# WHAT THE TASK REQUIRES
Report, word for word, every line of the material that contains "target".

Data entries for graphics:
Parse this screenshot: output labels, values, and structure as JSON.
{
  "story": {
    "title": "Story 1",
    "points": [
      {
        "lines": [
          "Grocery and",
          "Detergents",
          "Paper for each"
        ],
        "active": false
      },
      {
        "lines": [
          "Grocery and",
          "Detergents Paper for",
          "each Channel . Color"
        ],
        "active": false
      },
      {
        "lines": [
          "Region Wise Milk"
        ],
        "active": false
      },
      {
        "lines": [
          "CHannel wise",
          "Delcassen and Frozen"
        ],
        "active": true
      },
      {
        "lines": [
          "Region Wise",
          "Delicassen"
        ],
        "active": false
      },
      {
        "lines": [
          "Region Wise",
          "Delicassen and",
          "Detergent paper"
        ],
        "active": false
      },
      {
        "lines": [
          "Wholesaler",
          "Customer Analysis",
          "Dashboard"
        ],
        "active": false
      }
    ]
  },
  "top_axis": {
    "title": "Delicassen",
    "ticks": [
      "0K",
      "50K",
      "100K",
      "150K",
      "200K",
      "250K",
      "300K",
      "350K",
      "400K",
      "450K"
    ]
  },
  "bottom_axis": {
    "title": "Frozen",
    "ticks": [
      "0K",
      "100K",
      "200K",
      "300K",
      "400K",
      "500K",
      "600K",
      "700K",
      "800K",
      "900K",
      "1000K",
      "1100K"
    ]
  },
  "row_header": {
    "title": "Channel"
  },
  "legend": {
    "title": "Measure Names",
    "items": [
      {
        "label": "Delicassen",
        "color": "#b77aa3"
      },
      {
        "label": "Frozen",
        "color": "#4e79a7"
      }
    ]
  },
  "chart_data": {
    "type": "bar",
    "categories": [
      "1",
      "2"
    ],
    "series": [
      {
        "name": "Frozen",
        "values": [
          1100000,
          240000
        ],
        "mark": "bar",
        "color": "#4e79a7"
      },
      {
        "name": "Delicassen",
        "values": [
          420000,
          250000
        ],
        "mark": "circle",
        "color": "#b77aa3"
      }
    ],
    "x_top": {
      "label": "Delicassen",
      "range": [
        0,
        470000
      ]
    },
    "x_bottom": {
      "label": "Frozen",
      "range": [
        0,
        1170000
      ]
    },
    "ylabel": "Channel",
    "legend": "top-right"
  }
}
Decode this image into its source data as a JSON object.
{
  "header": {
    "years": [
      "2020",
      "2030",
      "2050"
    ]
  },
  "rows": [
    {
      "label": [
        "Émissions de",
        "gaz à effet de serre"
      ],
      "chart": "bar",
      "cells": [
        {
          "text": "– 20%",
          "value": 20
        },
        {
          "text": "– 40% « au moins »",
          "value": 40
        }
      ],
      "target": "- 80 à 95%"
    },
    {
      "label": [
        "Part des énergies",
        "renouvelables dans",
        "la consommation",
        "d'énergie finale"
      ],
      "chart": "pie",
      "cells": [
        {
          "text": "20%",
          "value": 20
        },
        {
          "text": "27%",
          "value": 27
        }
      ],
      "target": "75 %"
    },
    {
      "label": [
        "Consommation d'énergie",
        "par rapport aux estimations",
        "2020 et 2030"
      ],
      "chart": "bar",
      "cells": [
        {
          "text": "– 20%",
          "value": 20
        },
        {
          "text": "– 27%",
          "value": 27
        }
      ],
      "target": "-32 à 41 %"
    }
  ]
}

# RESULT OF THE EXERCISE
      "target": "- 80 à 95%"
      "target": "75 %"
      "target": "-32 à 41 %"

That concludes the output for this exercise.